##### Exercise materials

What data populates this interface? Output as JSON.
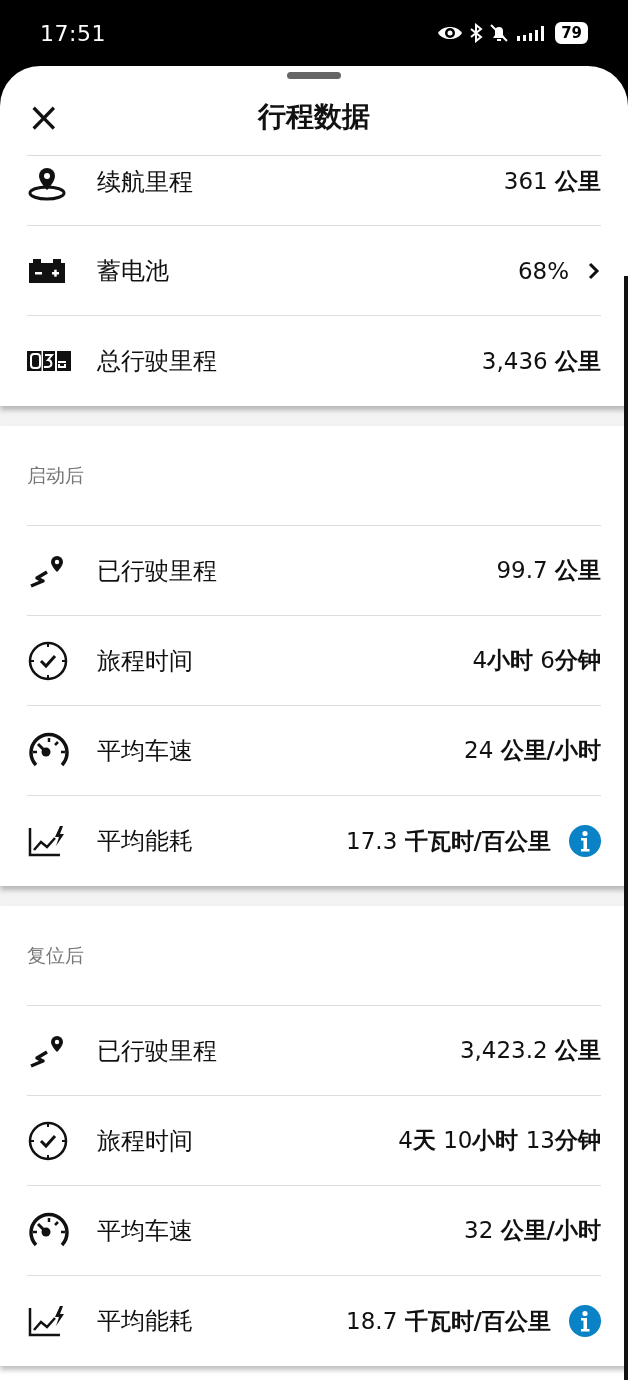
{
  "status_bar": {
    "time": "17:51",
    "battery": "79"
  },
  "header": {
    "title": "行程数据",
    "close": "×"
  },
  "sections": [
    {
      "rows": [
        {
          "kind": "range",
          "label": "续航里程",
          "value": "361 **公里**"
        },
        {
          "kind": "battery",
          "label": "蓄电池",
          "value": "68%"
        },
        {
          "kind": "odometer",
          "label": "总行驶里程",
          "value": "3,436 **公里**"
        }
      ]
    },
    {
      "title": "启动后",
      "rows": [
        {
          "kind": "distance",
          "label": "已行驶里程",
          "value": "99.7 **公里**"
        },
        {
          "kind": "time",
          "label": "旅程时间",
          "value": "4**小时** 6**分钟**"
        },
        {
          "kind": "speed",
          "label": "平均车速",
          "value": "24 **公里/小时**"
        },
        {
          "kind": "consumption",
          "label": "平均能耗",
          "value": "17.3 **千瓦时/百公里**"
        }
      ]
    },
    {
      "title": "复位后",
      "rows": [
        {
          "kind": "distance",
          "label": "已行驶里程",
          "value": "3,423.2 **公里**"
        },
        {
          "kind": "time",
          "label": "旅程时间",
          "value": "4**天** 10**小时** 13**分钟**"
        },
        {
          "kind": "speed",
          "label": "平均车速",
          "value": "32 **公里/小时**"
        },
        {
          "kind": "consumption",
          "label": "平均能耗",
          "value": "18.7 **千瓦时/百公里**"
        }
      ]
    }
  ]
}
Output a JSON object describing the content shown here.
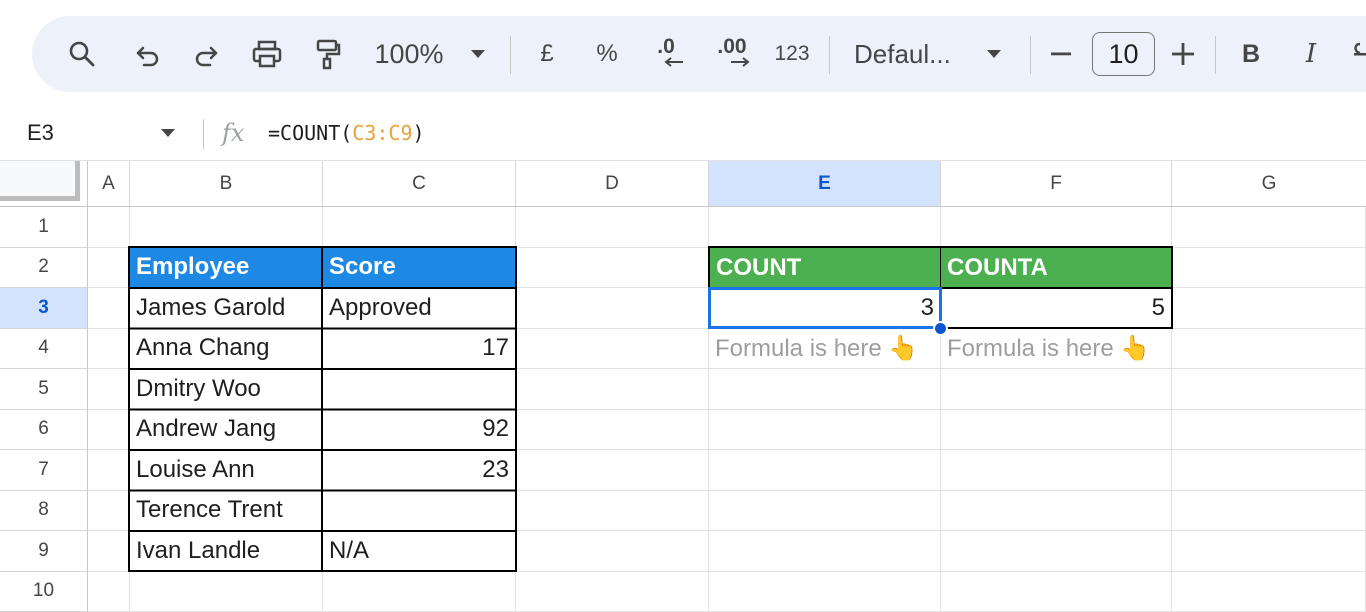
{
  "toolbar": {
    "zoom": "100%",
    "currency_label": "£",
    "percent_label": "%",
    "decrease_decimal_label": ".0",
    "increase_decimal_label": ".00",
    "number_format_label": "123",
    "font_name": "Defaul...",
    "font_size": "10",
    "bold_label": "B",
    "italic_label": "I",
    "icons": [
      "search-icon",
      "undo-icon",
      "redo-icon",
      "print-icon",
      "paint-format-icon",
      "chevron-down-icon",
      "minus-icon",
      "plus-icon"
    ]
  },
  "formula_bar": {
    "cell_ref": "E3",
    "fx_label": "fx",
    "formula_prefix": "=COUNT(",
    "formula_range": "C3:C9",
    "formula_suffix": ")"
  },
  "columns": [
    "A",
    "B",
    "C",
    "D",
    "E",
    "F",
    "G"
  ],
  "rows": [
    "1",
    "2",
    "3",
    "4",
    "5",
    "6",
    "7",
    "8",
    "9",
    "10"
  ],
  "selected": {
    "column": "E",
    "row": "3"
  },
  "table": {
    "headers": [
      "Employee",
      "Score"
    ],
    "employees": [
      "James Garold",
      "Anna Chang",
      "Dmitry Woo",
      "Andrew Jang",
      "Louise Ann",
      "Terence Trent",
      "Ivan Landle"
    ],
    "scores": [
      "Approved",
      "17",
      "",
      "92",
      "23",
      "",
      "N/A"
    ],
    "header_color": "#1e88e5"
  },
  "results": {
    "count_header": "COUNT",
    "counta_header": "COUNTA",
    "count_value": "3",
    "counta_value": "5",
    "count_note": "Formula is here 👆",
    "counta_note": "Formula is here 👆",
    "header_color": "#4caf50"
  },
  "colors": {
    "selection": "#1a73e8",
    "toolbar_bg": "#edf2fa"
  }
}
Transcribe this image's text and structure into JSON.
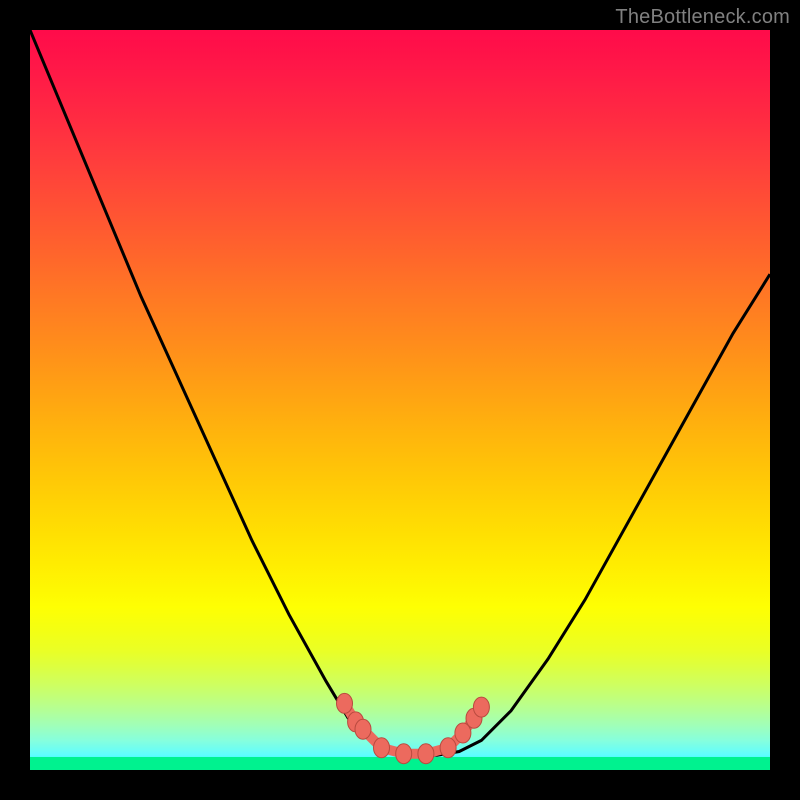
{
  "attribution": "TheBottleneck.com",
  "chart_data": {
    "type": "line",
    "title": "",
    "xlabel": "",
    "ylabel": "",
    "xlim": [
      0,
      1
    ],
    "ylim": [
      0,
      1
    ],
    "series": [
      {
        "name": "bottleneck-curve",
        "x": [
          0.0,
          0.05,
          0.1,
          0.15,
          0.2,
          0.25,
          0.3,
          0.35,
          0.4,
          0.43,
          0.46,
          0.49,
          0.52,
          0.55,
          0.58,
          0.61,
          0.65,
          0.7,
          0.75,
          0.8,
          0.85,
          0.9,
          0.95,
          1.0
        ],
        "y": [
          1.0,
          0.88,
          0.76,
          0.64,
          0.53,
          0.42,
          0.31,
          0.21,
          0.12,
          0.07,
          0.04,
          0.025,
          0.02,
          0.02,
          0.025,
          0.04,
          0.08,
          0.15,
          0.23,
          0.32,
          0.41,
          0.5,
          0.59,
          0.67
        ]
      }
    ],
    "markers": {
      "name": "bottleneck-markers",
      "x": [
        0.425,
        0.44,
        0.45,
        0.475,
        0.505,
        0.535,
        0.565,
        0.585,
        0.6,
        0.61
      ],
      "y": [
        0.09,
        0.065,
        0.055,
        0.03,
        0.022,
        0.022,
        0.03,
        0.05,
        0.07,
        0.085
      ]
    },
    "green_band": {
      "y0": 0.0,
      "y1": 0.018
    },
    "colors": {
      "curve": "#000000",
      "markers_fill": "#ec6a5e",
      "markers_stroke": "#b94a3f",
      "green_band": "#00f28f"
    }
  }
}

##########

_Goal:_
Leave out the pictures and print every line of the data exactly.

_Right answer:_
What data populates this interface? Output as JSON.
{
  "status_bar": {
    "time": "17:51",
    "battery": "79"
  },
  "header": {
    "title": "行程数据",
    "close": "×"
  },
  "sections": [
    {
      "rows": [
        {
          "kind": "range",
          "label": "续航里程",
          "value": "361 **公里**"
        },
        {
          "kind": "battery",
          "label": "蓄电池",
          "value": "68%"
        },
        {
          "kind": "odometer",
          "label": "总行驶里程",
          "value": "3,436 **公里**"
        }
      ]
    },
    {
      "title": "启动后",
      "rows": [
        {
          "kind": "distance",
          "label": "已行驶里程",
          "value": "99.7 **公里**"
        },
        {
          "kind": "time",
          "label": "旅程时间",
          "value": "4**小时** 6**分钟**"
        },
        {
          "kind": "speed",
          "label": "平均车速",
          "value": "24 **公里/小时**"
        },
        {
          "kind": "consumption",
          "label": "平均能耗",
          "value": "17.3 **千瓦时/百公里**"
        }
      ]
    },
    {
      "title": "复位后",
      "rows": [
        {
          "kind": "distance",
          "label": "已行驶里程",
          "value": "3,423.2 **公里**"
        },
        {
          "kind": "time",
          "label": "旅程时间",
          "value": "4**天** 10**小时** 13**分钟**"
        },
        {
          "kind": "speed",
          "label": "平均车速",
          "value": "32 **公里/小时**"
        },
        {
          "kind": "consumption",
          "label": "平均能耗",
          "value": "18.7 **千瓦时/百公里**"
        }
      ]
    }
  ]
}
Output a JSON object describing the content shown here.
{
  "toolbar": {
    "zoom": "100%",
    "currency_label": "£",
    "percent_label": "%",
    "decrease_decimal_label": ".0",
    "increase_decimal_label": ".00",
    "number_format_label": "123",
    "font_name": "Defaul...",
    "font_size": "10",
    "bold_label": "B",
    "italic_label": "I",
    "icons": [
      "search-icon",
      "undo-icon",
      "redo-icon",
      "print-icon",
      "paint-format-icon",
      "chevron-down-icon",
      "minus-icon",
      "plus-icon"
    ]
  },
  "formula_bar": {
    "cell_ref": "E3",
    "fx_label": "fx",
    "formula_prefix": "=COUNT(",
    "formula_range": "C3:C9",
    "formula_suffix": ")"
  },
  "columns": [
    "A",
    "B",
    "C",
    "D",
    "E",
    "F",
    "G"
  ],
  "rows": [
    "1",
    "2",
    "3",
    "4",
    "5",
    "6",
    "7",
    "8",
    "9",
    "10"
  ],
  "selected": {
    "column": "E",
    "row": "3"
  },
  "table": {
    "headers": [
      "Employee",
      "Score"
    ],
    "employees": [
      "James Garold",
      "Anna Chang",
      "Dmitry Woo",
      "Andrew Jang",
      "Louise Ann",
      "Terence Trent",
      "Ivan Landle"
    ],
    "scores": [
      "Approved",
      "17",
      "",
      "92",
      "23",
      "",
      "N/A"
    ],
    "header_color": "#1e88e5"
  },
  "results": {
    "count_header": "COUNT",
    "counta_header": "COUNTA",
    "count_value": "3",
    "counta_value": "5",
    "count_note": "Formula is here 👆",
    "counta_note": "Formula is here 👆",
    "header_color": "#4caf50"
  },
  "colors": {
    "selection": "#1a73e8",
    "toolbar_bg": "#edf2fa"
  }
}
Transcribe this image's text and structure into JSON.
{
  "attribution": "TheBottleneck.com",
  "chart_data": {
    "type": "line",
    "title": "",
    "xlabel": "",
    "ylabel": "",
    "xlim": [
      0,
      1
    ],
    "ylim": [
      0,
      1
    ],
    "series": [
      {
        "name": "bottleneck-curve",
        "x": [
          0.0,
          0.05,
          0.1,
          0.15,
          0.2,
          0.25,
          0.3,
          0.35,
          0.4,
          0.43,
          0.46,
          0.49,
          0.52,
          0.55,
          0.58,
          0.61,
          0.65,
          0.7,
          0.75,
          0.8,
          0.85,
          0.9,
          0.95,
          1.0
        ],
        "y": [
          1.0,
          0.88,
          0.76,
          0.64,
          0.53,
          0.42,
          0.31,
          0.21,
          0.12,
          0.07,
          0.04,
          0.025,
          0.02,
          0.02,
          0.025,
          0.04,
          0.08,
          0.15,
          0.23,
          0.32,
          0.41,
          0.5,
          0.59,
          0.67
        ]
      }
    ],
    "markers": {
      "name": "bottleneck-markers",
      "x": [
        0.425,
        0.44,
        0.45,
        0.475,
        0.505,
        0.535,
        0.565,
        0.585,
        0.6,
        0.61
      ],
      "y": [
        0.09,
        0.065,
        0.055,
        0.03,
        0.022,
        0.022,
        0.03,
        0.05,
        0.07,
        0.085
      ]
    },
    "green_band": {
      "y0": 0.0,
      "y1": 0.018
    },
    "colors": {
      "curve": "#000000",
      "markers_fill": "#ec6a5e",
      "markers_stroke": "#b94a3f",
      "green_band": "#00f28f"
    }
  }
}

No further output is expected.